Collected data:
════
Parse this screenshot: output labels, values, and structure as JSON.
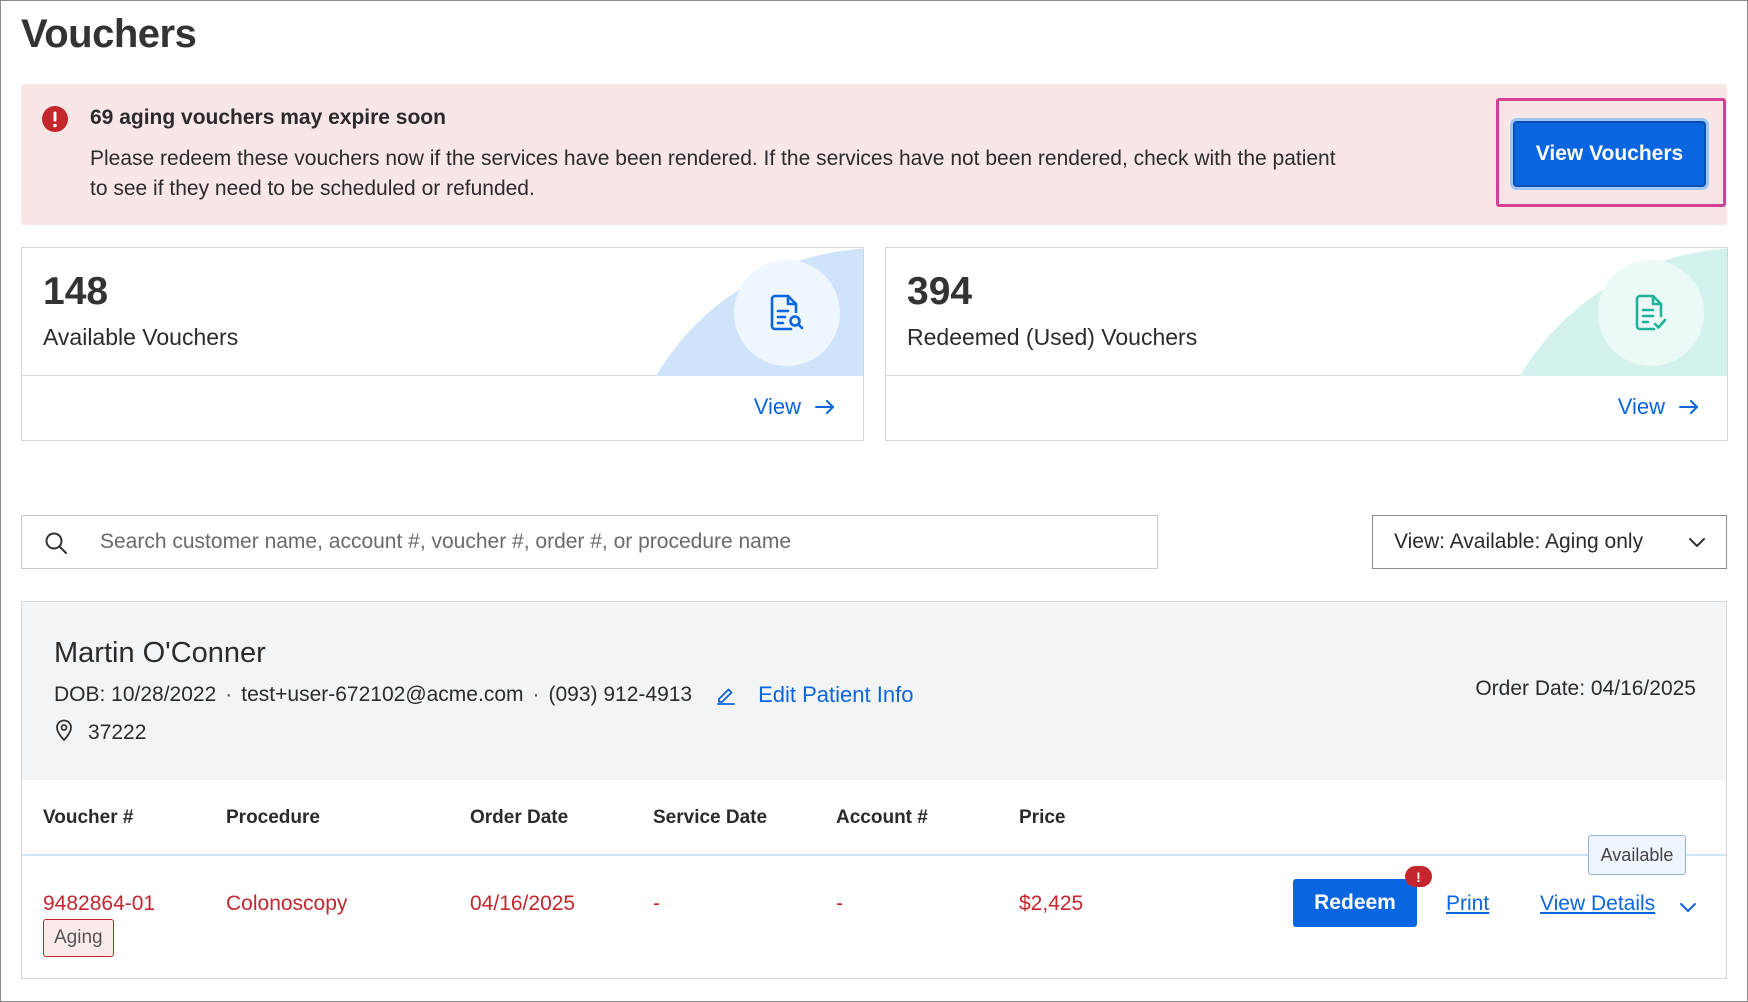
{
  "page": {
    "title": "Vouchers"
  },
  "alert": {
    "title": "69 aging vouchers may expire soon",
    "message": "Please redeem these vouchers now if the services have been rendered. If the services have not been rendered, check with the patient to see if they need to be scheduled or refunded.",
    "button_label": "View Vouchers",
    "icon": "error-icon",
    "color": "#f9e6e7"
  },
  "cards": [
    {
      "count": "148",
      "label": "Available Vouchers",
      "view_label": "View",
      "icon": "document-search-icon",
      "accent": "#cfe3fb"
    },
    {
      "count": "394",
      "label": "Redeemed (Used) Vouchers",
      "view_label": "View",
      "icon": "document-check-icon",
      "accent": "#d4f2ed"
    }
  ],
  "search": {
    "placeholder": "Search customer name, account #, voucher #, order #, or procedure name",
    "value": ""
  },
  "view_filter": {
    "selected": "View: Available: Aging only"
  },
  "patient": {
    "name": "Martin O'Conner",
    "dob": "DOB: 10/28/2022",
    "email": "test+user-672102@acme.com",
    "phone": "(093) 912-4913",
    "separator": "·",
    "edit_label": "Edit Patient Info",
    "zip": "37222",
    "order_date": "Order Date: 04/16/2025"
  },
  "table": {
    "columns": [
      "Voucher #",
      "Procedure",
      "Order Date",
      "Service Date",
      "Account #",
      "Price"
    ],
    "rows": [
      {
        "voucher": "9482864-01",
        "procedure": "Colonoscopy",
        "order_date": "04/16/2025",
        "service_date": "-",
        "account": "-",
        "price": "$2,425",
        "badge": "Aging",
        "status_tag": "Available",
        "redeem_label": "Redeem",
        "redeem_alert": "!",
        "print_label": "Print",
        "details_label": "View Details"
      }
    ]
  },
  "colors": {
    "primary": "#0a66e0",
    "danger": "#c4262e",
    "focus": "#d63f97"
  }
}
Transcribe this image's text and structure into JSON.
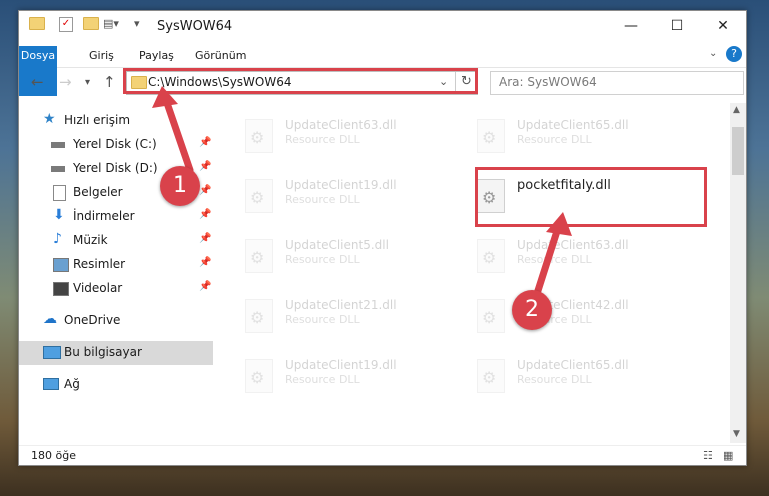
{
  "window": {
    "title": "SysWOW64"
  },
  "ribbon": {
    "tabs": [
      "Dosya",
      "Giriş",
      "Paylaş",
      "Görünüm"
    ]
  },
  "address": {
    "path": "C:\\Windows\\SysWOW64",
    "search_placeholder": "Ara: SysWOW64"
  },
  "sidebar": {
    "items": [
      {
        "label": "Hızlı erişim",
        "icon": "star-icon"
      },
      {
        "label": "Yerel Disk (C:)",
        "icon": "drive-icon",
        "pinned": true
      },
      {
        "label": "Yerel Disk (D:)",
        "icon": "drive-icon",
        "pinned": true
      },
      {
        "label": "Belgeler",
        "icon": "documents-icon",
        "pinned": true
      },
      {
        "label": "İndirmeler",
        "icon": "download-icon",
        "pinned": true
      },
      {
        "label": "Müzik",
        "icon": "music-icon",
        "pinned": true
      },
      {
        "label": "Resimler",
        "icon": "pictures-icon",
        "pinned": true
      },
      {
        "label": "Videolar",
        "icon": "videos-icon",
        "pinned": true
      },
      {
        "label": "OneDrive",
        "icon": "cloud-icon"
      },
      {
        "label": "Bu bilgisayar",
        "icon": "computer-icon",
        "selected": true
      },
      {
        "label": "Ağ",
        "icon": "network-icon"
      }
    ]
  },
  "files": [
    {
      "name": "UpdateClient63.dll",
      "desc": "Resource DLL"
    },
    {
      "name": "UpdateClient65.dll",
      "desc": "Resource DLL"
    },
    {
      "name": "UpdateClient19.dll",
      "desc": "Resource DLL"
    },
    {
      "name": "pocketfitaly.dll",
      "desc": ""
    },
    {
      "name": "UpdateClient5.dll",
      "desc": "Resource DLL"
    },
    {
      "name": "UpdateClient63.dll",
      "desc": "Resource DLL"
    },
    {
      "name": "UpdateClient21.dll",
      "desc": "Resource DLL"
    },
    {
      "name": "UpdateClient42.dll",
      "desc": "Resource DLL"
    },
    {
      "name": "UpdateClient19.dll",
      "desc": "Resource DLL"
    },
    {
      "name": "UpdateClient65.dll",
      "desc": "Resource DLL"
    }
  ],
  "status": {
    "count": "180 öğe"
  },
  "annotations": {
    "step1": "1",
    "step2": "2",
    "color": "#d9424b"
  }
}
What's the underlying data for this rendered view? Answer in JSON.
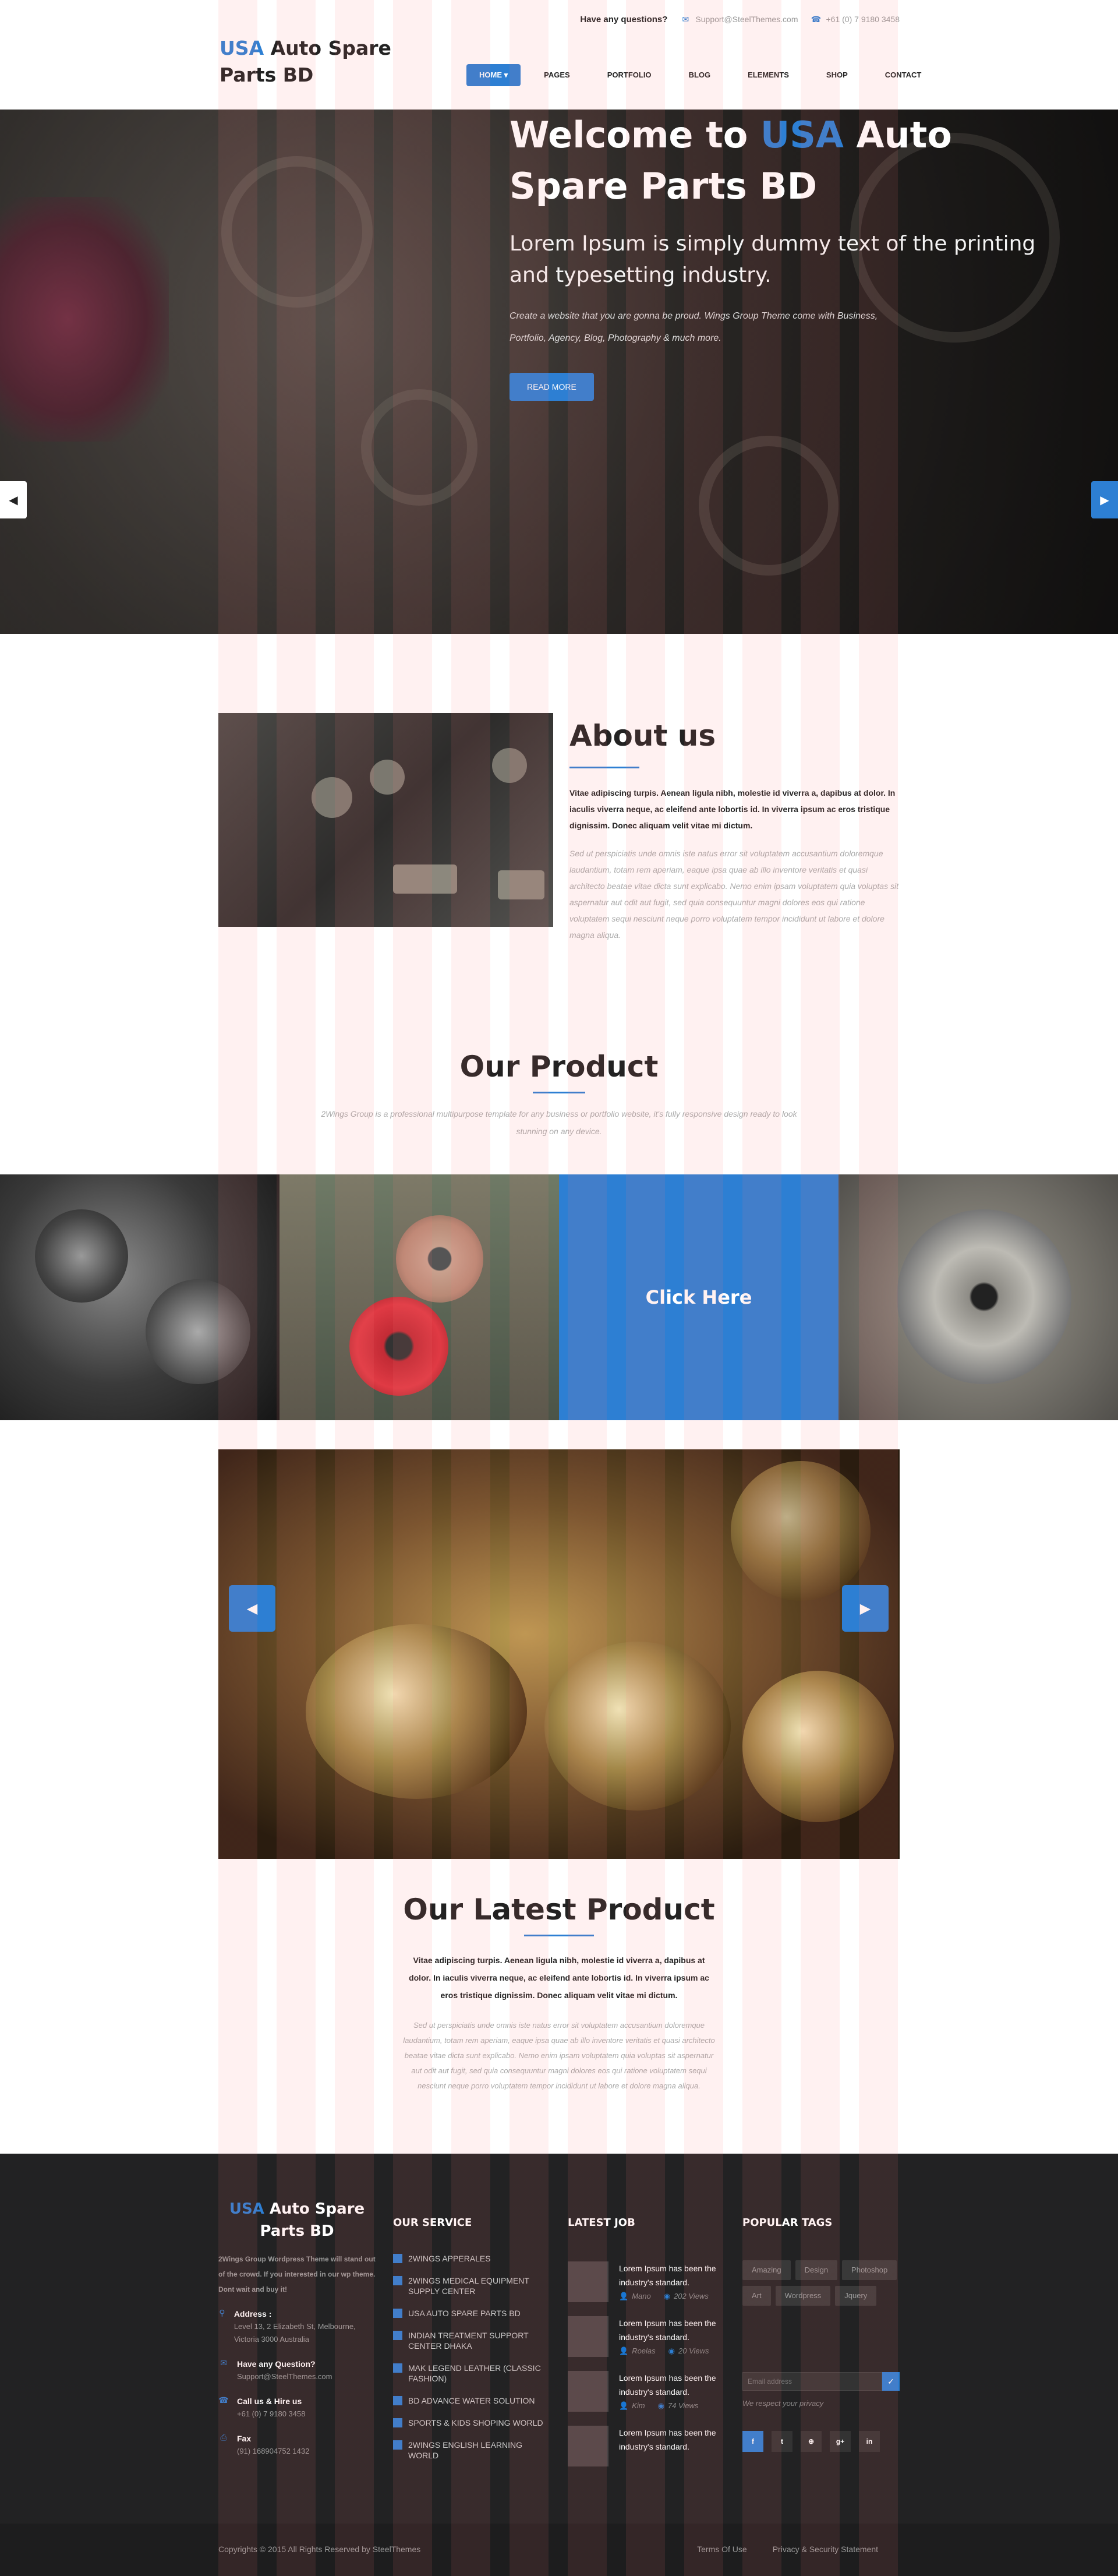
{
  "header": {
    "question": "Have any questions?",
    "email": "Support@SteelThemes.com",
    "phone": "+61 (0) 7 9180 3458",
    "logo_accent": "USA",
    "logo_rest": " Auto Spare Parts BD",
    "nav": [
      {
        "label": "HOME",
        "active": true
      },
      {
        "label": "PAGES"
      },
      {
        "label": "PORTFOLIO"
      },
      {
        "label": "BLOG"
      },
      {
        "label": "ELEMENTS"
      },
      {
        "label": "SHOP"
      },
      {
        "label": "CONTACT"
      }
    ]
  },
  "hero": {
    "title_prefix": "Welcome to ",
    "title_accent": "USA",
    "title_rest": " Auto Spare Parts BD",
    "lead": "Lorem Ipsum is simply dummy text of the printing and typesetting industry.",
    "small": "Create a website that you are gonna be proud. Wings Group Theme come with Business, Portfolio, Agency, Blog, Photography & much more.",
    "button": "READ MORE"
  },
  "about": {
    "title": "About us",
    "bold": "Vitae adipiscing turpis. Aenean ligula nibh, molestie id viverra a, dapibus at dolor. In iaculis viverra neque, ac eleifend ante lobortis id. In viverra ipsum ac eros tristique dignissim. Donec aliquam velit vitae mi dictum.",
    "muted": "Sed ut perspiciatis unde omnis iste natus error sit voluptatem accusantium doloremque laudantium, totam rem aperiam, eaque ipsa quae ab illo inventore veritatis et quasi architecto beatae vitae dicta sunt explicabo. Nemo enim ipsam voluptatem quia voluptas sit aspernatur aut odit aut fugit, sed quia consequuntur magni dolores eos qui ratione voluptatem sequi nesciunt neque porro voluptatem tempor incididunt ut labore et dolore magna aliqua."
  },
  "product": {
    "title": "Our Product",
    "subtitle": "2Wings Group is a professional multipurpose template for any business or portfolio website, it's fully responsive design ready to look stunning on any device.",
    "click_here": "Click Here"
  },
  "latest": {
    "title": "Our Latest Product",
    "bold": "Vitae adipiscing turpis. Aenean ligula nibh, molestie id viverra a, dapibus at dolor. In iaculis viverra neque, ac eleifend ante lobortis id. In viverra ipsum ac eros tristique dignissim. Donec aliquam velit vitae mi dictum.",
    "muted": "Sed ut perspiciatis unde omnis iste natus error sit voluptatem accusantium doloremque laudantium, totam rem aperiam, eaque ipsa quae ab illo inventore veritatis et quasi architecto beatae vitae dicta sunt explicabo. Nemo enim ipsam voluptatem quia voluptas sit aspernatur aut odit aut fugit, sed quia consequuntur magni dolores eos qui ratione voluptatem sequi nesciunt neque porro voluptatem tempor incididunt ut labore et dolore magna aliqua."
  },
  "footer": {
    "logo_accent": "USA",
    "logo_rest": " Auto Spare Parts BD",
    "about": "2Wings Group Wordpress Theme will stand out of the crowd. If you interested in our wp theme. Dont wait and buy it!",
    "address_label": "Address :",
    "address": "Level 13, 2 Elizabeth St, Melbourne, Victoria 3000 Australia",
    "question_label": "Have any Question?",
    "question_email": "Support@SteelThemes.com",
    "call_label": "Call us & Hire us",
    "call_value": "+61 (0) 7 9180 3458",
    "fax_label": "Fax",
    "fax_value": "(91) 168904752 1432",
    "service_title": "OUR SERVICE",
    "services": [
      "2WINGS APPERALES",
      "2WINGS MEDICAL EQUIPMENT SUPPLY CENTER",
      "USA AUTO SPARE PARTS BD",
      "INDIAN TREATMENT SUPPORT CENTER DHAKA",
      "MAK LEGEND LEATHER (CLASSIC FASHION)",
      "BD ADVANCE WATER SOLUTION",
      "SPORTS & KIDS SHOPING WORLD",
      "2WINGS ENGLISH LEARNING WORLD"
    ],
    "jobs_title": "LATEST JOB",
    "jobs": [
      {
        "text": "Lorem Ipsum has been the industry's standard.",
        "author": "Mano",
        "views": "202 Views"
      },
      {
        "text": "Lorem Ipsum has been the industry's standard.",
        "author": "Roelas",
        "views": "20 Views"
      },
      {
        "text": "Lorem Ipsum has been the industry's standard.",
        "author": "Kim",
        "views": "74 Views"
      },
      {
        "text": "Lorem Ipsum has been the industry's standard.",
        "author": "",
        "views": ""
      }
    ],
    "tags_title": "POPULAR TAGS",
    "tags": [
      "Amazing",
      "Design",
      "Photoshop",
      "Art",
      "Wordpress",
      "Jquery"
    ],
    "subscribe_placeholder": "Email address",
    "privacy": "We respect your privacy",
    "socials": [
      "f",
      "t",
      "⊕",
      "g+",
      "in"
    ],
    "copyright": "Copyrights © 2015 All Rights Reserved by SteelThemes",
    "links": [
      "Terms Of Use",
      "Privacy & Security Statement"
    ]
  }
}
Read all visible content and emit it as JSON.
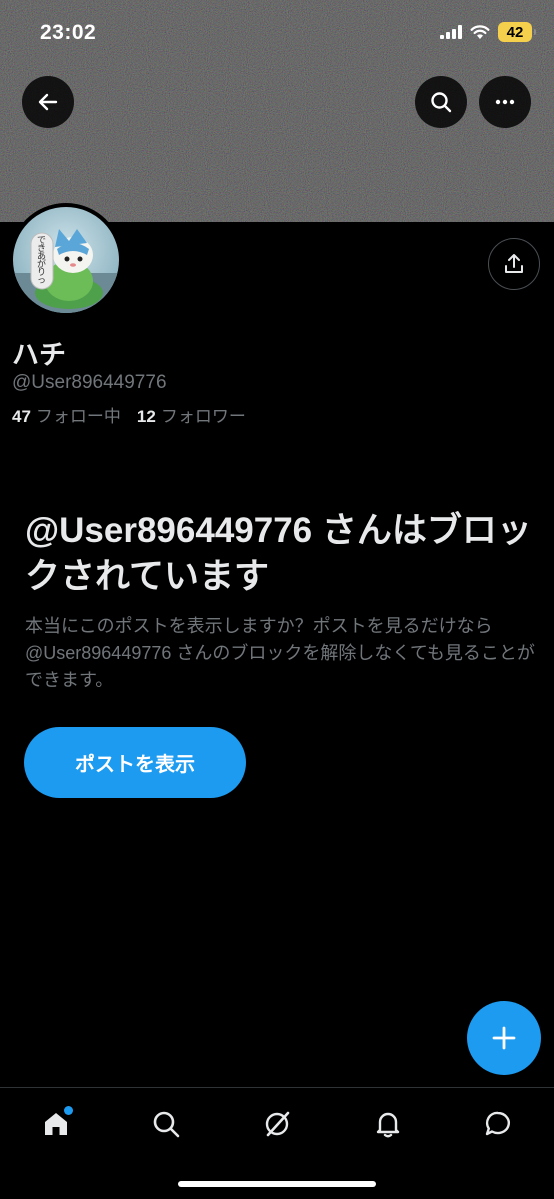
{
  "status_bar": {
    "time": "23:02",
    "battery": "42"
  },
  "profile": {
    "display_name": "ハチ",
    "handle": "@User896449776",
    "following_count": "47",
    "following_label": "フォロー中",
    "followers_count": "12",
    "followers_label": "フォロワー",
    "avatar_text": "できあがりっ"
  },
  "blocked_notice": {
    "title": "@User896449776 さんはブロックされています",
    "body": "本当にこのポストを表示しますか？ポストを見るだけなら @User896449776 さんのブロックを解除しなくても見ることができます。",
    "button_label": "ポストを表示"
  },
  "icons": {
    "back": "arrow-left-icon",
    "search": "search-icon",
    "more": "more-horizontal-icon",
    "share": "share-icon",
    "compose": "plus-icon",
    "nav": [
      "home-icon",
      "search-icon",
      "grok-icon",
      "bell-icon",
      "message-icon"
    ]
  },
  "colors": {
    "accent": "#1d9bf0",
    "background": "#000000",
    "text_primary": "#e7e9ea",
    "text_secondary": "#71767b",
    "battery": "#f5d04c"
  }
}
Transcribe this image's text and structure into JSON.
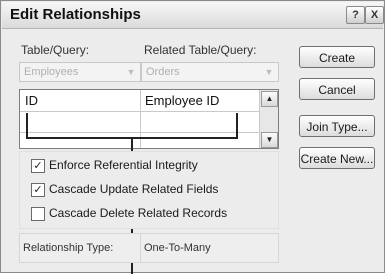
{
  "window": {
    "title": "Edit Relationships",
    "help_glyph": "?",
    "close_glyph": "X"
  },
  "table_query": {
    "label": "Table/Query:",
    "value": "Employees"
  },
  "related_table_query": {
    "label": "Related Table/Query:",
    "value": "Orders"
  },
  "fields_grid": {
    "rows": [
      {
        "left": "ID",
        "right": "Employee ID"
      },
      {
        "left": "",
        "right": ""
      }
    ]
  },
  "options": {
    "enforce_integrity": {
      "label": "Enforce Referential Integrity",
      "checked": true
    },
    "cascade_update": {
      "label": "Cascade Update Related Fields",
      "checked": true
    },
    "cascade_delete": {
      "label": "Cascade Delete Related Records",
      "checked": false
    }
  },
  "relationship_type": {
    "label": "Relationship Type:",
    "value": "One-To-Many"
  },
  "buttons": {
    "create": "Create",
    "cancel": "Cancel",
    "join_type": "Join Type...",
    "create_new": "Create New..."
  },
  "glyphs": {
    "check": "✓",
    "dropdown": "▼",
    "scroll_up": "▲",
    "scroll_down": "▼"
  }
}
════
Goal: Where a line in the entries holds the word "Edit", copy that line.

Solution to this task:
    "edit_label": "Edit Patient Info",
    "title": "Edit Relationships",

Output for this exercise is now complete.